* **Work required**
From the entries below, extract every line that includes the word "this".
..........
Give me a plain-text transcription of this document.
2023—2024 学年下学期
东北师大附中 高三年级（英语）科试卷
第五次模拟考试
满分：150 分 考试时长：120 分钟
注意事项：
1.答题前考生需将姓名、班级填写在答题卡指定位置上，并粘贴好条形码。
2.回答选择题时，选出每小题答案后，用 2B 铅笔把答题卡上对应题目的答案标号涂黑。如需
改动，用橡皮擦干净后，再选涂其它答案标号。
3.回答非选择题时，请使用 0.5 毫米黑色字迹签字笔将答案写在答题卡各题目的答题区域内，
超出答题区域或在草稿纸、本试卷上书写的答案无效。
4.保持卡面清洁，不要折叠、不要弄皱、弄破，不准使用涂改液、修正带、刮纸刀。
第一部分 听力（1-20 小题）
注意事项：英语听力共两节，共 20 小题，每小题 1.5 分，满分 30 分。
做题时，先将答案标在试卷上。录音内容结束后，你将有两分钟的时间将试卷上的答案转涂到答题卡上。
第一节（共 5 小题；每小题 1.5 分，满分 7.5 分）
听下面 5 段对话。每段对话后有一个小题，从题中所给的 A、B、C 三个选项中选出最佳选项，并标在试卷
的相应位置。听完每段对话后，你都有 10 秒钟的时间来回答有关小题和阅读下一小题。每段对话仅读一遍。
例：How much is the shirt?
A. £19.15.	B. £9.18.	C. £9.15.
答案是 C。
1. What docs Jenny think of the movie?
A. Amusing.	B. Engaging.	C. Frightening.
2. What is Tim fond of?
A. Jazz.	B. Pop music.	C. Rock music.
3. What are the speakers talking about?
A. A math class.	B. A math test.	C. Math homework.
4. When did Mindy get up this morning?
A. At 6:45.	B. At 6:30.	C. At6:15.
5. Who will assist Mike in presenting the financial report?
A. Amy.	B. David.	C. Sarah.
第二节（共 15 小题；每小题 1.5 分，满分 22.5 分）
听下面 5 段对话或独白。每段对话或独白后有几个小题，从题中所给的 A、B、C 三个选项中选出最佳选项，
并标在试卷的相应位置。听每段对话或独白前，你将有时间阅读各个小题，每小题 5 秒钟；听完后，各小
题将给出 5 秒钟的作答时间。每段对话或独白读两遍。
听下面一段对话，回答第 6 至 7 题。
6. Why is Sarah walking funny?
..........
* **Written response**
Give me a plain-text transcription of this document.
4. When did Mindy get up this morning?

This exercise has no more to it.